The problem: Can you write out every line of the listing below as a numbered list, leaving out any blank lines?
++++ Data supplied ++++
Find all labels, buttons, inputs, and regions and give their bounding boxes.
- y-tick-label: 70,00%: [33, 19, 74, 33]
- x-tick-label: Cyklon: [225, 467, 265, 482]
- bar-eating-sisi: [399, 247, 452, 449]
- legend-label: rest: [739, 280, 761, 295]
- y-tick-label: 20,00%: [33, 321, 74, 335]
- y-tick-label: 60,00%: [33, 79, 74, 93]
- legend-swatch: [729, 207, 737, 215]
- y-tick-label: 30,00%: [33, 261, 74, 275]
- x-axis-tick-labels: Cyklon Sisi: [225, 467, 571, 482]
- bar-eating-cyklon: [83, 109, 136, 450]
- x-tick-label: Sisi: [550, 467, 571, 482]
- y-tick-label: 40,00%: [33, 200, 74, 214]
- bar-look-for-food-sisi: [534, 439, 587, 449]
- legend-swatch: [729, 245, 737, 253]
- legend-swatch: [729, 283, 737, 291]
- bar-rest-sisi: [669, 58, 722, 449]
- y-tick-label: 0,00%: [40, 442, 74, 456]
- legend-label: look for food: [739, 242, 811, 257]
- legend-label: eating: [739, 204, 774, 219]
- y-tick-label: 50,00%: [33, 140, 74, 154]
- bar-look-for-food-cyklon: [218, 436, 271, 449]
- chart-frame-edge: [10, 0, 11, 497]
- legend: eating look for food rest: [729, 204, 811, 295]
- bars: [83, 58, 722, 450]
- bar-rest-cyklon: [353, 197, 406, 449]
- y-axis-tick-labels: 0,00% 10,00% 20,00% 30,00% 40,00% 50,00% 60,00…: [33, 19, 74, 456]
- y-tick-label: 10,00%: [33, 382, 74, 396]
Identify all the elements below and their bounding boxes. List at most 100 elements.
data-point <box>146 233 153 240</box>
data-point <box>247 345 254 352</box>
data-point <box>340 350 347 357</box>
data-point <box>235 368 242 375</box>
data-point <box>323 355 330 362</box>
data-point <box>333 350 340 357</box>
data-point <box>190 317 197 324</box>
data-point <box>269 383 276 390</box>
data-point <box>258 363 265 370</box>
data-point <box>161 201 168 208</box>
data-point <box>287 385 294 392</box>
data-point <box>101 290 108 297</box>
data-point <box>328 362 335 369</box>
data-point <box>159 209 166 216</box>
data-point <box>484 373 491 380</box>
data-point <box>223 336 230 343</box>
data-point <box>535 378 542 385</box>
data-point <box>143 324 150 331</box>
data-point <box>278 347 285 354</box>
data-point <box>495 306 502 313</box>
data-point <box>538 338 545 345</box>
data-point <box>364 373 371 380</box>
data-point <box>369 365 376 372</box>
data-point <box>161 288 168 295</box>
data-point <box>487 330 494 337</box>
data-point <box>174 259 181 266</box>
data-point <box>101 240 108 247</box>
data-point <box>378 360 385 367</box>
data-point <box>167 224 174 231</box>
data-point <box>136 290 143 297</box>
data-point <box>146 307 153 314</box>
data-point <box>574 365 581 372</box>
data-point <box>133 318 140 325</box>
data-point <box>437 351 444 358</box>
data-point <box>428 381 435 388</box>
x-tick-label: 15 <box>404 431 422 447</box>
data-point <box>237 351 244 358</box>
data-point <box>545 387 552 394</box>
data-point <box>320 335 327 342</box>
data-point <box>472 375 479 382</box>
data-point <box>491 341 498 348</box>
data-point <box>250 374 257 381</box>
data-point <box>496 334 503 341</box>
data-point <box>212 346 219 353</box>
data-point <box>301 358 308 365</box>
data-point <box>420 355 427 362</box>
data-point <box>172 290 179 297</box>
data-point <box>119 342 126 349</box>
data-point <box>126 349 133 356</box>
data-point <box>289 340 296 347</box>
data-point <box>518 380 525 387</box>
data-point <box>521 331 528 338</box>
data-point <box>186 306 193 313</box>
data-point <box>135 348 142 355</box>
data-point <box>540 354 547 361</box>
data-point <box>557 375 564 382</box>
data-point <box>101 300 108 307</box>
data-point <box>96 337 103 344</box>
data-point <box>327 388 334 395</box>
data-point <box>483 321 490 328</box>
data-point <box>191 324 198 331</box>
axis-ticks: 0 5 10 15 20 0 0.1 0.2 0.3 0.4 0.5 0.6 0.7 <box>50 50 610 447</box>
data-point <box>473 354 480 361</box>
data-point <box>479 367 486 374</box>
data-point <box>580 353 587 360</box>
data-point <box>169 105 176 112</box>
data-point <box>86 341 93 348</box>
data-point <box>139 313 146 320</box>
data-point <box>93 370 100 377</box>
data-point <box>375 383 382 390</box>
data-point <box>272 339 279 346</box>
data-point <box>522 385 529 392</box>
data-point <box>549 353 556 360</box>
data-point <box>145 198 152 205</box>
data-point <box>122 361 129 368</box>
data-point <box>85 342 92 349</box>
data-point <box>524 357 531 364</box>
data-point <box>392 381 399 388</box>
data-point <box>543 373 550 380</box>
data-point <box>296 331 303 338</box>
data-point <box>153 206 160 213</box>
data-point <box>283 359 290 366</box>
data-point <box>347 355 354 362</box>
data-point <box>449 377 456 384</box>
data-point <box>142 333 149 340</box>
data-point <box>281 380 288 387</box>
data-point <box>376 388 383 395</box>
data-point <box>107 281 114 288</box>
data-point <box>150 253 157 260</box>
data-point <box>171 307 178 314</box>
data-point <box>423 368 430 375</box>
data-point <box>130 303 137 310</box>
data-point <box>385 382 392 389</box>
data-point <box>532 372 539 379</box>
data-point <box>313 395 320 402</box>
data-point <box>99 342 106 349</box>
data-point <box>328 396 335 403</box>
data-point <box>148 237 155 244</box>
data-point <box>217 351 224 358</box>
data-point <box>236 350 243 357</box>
++++
Response to this exercise:
1. Find all labels, buttons, inputs, and regions and give their bounding boxes.
2. - y-tick-label: 70,00%: [33, 19, 74, 33]
3. - x-tick-label: Cyklon: [225, 467, 265, 482]
4. - bar-eating-sisi: [399, 247, 452, 449]
5. - legend-label: rest: [739, 280, 761, 295]
6. - y-tick-label: 20,00%: [33, 321, 74, 335]
7. - y-tick-label: 60,00%: [33, 79, 74, 93]
8. - legend-swatch: [729, 207, 737, 215]
9. - y-tick-label: 30,00%: [33, 261, 74, 275]
10. - x-axis-tick-labels: Cyklon Sisi: [225, 467, 571, 482]
11. - bar-eating-cyklon: [83, 109, 136, 450]
12. - x-tick-label: Sisi: [550, 467, 571, 482]
13. - y-tick-label: 40,00%: [33, 200, 74, 214]
14. - bar-look-for-food-sisi: [534, 439, 587, 449]
15. - legend-swatch: [729, 245, 737, 253]
16. - legend-swatch: [729, 283, 737, 291]
17. - bar-rest-sisi: [669, 58, 722, 449]
18. - y-tick-label: 0,00%: [40, 442, 74, 456]
19. - legend-label: look for food: [739, 242, 811, 257]
20. - legend-label: eating: [739, 204, 774, 219]
21. - y-tick-label: 50,00%: [33, 140, 74, 154]
22. - bar-look-for-food-cyklon: [218, 436, 271, 449]
23. - chart-frame-edge: [10, 0, 11, 497]
24. - legend: eating look for food rest: [729, 204, 811, 295]
25. - bars: [83, 58, 722, 450]
26. - bar-rest-cyklon: [353, 197, 406, 449]
27. - y-axis-tick-labels: 0,00% 10,00% 20,00% 30,00% 40,00% 50,00% 60,00…: [33, 19, 74, 456]
28. - y-tick-label: 10,00%: [33, 382, 74, 396]
29. Identify all the elements below and their bounding boxes. List at most 100 elements.
30. data-point <box>146 233 153 240</box>
31. data-point <box>247 345 254 352</box>
32. data-point <box>340 350 347 357</box>
33. data-point <box>235 368 242 375</box>
34. data-point <box>323 355 330 362</box>
35. data-point <box>333 350 340 357</box>
36. data-point <box>190 317 197 324</box>
37. data-point <box>269 383 276 390</box>
38. data-point <box>258 363 265 370</box>
39. data-point <box>161 201 168 208</box>
40. data-point <box>287 385 294 392</box>
41. data-point <box>101 290 108 297</box>
42. data-point <box>328 362 335 369</box>
43. data-point <box>159 209 166 216</box>
44. data-point <box>484 373 491 380</box>
45. data-point <box>223 336 230 343</box>
46. data-point <box>535 378 542 385</box>
47. data-point <box>143 324 150 331</box>
48. data-point <box>278 347 285 354</box>
49. data-point <box>495 306 502 313</box>
50. data-point <box>538 338 545 345</box>
51. data-point <box>364 373 371 380</box>
52. data-point <box>369 365 376 372</box>
53. data-point <box>161 288 168 295</box>
54. data-point <box>487 330 494 337</box>
55. data-point <box>174 259 181 266</box>
56. data-point <box>101 240 108 247</box>
57. data-point <box>378 360 385 367</box>
58. data-point <box>167 224 174 231</box>
59. data-point <box>136 290 143 297</box>
60. data-point <box>146 307 153 314</box>
61. data-point <box>574 365 581 372</box>
62. data-point <box>133 318 140 325</box>
63. data-point <box>437 351 444 358</box>
64. data-point <box>428 381 435 388</box>
65. x-tick-label: 15 <box>404 431 422 447</box>
66. data-point <box>237 351 244 358</box>
67. data-point <box>545 387 552 394</box>
68. data-point <box>320 335 327 342</box>
69. data-point <box>472 375 479 382</box>
70. data-point <box>491 341 498 348</box>
71. data-point <box>250 374 257 381</box>
72. data-point <box>496 334 503 341</box>
73. data-point <box>212 346 219 353</box>
74. data-point <box>301 358 308 365</box>
75. data-point <box>420 355 427 362</box>
76. data-point <box>172 290 179 297</box>
77. data-point <box>119 342 126 349</box>
78. data-point <box>126 349 133 356</box>
79. data-point <box>289 340 296 347</box>
80. data-point <box>518 380 525 387</box>
81. data-point <box>521 331 528 338</box>
82. data-point <box>186 306 193 313</box>
83. data-point <box>135 348 142 355</box>
84. data-point <box>540 354 547 361</box>
85. data-point <box>557 375 564 382</box>
86. data-point <box>101 300 108 307</box>
87. data-point <box>96 337 103 344</box>
88. data-point <box>327 388 334 395</box>
89. data-point <box>483 321 490 328</box>
90. data-point <box>191 324 198 331</box>
91. axis-ticks: 0 5 10 15 20 0 0.1 0.2 0.3 0.4 0.5 0.6 0.7 <box>50 50 610 447</box>
92. data-point <box>473 354 480 361</box>
93. data-point <box>479 367 486 374</box>
94. data-point <box>580 353 587 360</box>
95. data-point <box>169 105 176 112</box>
96. data-point <box>86 341 93 348</box>
97. data-point <box>139 313 146 320</box>
98. data-point <box>93 370 100 377</box>
99. data-point <box>375 383 382 390</box>
100. data-point <box>272 339 279 346</box>
101. data-point <box>522 385 529 392</box>
102. data-point <box>549 353 556 360</box>
103. data-point <box>145 198 152 205</box>
104. data-point <box>122 361 129 368</box>
105. data-point <box>85 342 92 349</box>
106. data-point <box>524 357 531 364</box>
107. data-point <box>392 381 399 388</box>
108. data-point <box>543 373 550 380</box>
109. data-point <box>296 331 303 338</box>
110. data-point <box>153 206 160 213</box>
111. data-point <box>283 359 290 366</box>
112. data-point <box>347 355 354 362</box>
113. data-point <box>449 377 456 384</box>
114. data-point <box>142 333 149 340</box>
115. data-point <box>281 380 288 387</box>
116. data-point <box>376 388 383 395</box>
117. data-point <box>107 281 114 288</box>
118. data-point <box>150 253 157 260</box>
119. data-point <box>171 307 178 314</box>
120. data-point <box>423 368 430 375</box>
121. data-point <box>130 303 137 310</box>
122. data-point <box>385 382 392 389</box>
123. data-point <box>532 372 539 379</box>
124. data-point <box>313 395 320 402</box>
125. data-point <box>99 342 106 349</box>
126. data-point <box>328 396 335 403</box>
127. data-point <box>148 237 155 244</box>
128. data-point <box>217 351 224 358</box>
129. data-point <box>236 350 243 357</box>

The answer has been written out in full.